> [TEXTE PRÉSENTÉ]
=-=-=-=-=

A droite, le retour au débat d’idées? (pour le Figaro du 10 novembre 2021)

« Savez-vous pourquoi les Français ont choisi le coq comme emblème ? C’est parce que c’est le seul oiseau qui arrive à chanter les pieds dans la merde ! » (Coluche). L’arrogance, l’autosatisfaction, la gesticulation vaniteuse des dirigeants politiques français est toujours exactement proportionnelle à l’état d’effondrement du pays (économique, financier, sécuritaire, intellectuel, migratoire). L’esbroufe, quelle qu’en soit la forme, doit s’interpréter forcément comme un paravent de l’échec et de la faillite. Dès lors, il me semble que la quête d’un sauveur providentiel, de mandat en mandat, est devenu la quintessence de l’abrutissement collectif. Ce qu’il faut attendre de la politique et rien de plus: le sens de l’Etat et de l’intérêt général (avant le goût de la satisfaction vaniteuse), de la vérité sans fard et de l’action réaliste – le possible en fonction des réalités, avec le bien commun comme unique horizon. C’est pourquoi, évidemment sans en attendre des miracles, le débat des candidats de droite m’a paru aller plutôt dans le bon sens. Certains commentateurs l’ont trouvé ennuyeux. De fait, en l’absence d’envolées lyriques, de provocations rageuses et de coups de mentons narcissiques, il contrastait avec toutes les règles de la politique spectacle à laquelle on est habitué: un échange courtois, sans crise d’hystérie et focalisé sur les idées et les projets. Ci-dessous, pour le Figaro du 10/11 dernier:

Texte: On croyait la pré-campagne électorale de 2022 définitivement enlisée dans les polémiques stériles et les coups de menton haineux, déconnectés des préoccupations des Français. A cet égard, le débat entre les candidats de la droite LR est apparu plutôt comme une bonne surprise. Les cinq protagonistes ont soigneusement évité les attaques personnelles. On était bien loin du célèbre « qui imagine le général de Gaulle mis en examen ? » qui marqua les primaires de droite en 2016 et se retourna en définitive contre François Fillon. Au contraire, hier soir, les candidats faisaient assaut d’amabilité, se tutoyaient et faisaient référence les uns aux autres dans une atmosphère d’apparence détendue. Sur le plan de la communication, le message compte : nous ne referons pas la guerre des chefs et nous travaillons pour une seule cause.

=-=-=-=-=

> [CONSIGNE]
Indiquez si chacune des affirmations suivantes concorde avec le texte sur le débat des candidats de droite, en répondant par oui ou par non et en citant à l'identique les mots du texte qui tranchent : 1. Les cinq candidats se sont livrés à des attaques personnelles. 2. Certains commentateurs ont trouvé le débat ennuyeux. 3. Les candidats se tutoyaient pendant le débat.

> [EXTRAIT DE DONNÉES]
=-=-=-=-=

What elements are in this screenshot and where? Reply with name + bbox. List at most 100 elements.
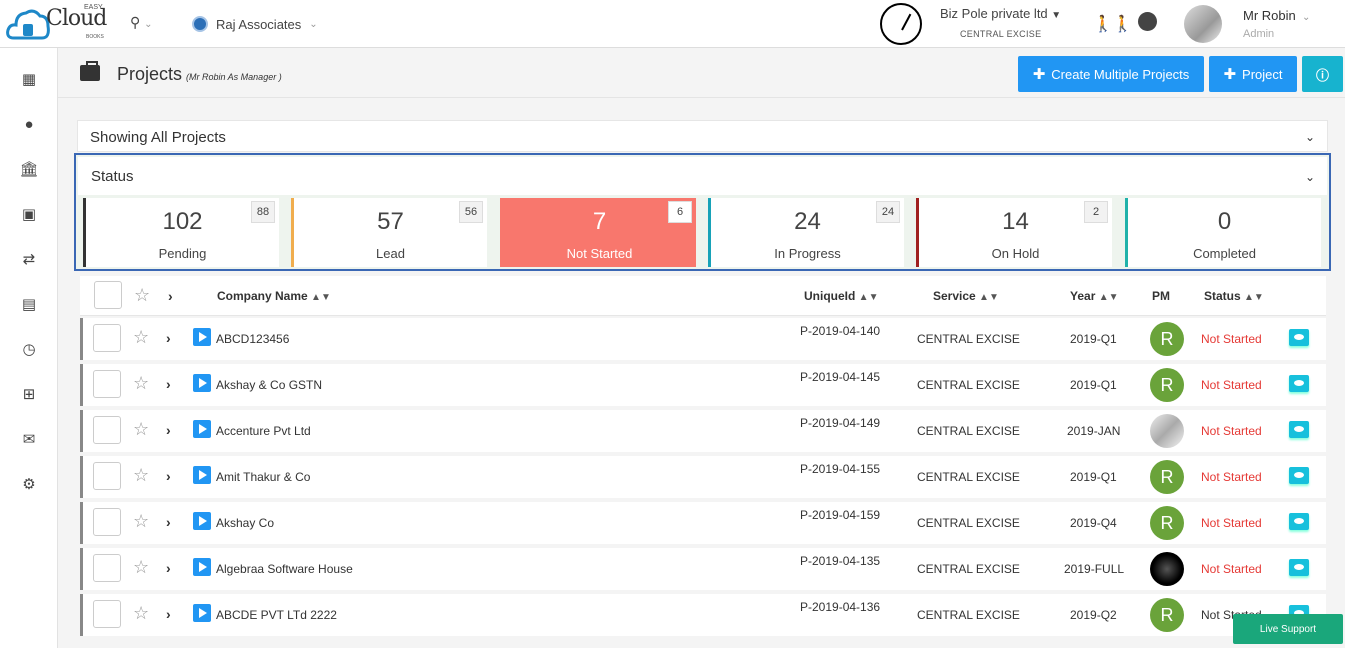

=-=-=-=-=

> [RÉPONSE FINALE]
1. Non : « Les cinq protagonistes ont soigneusement évité les attaques personnelles. »
2. Oui : « Certains commentateurs l’ont trouvé ennuyeux. »
3. Oui : « les candidats faisaient assaut d’amabilité, se tutoyaient »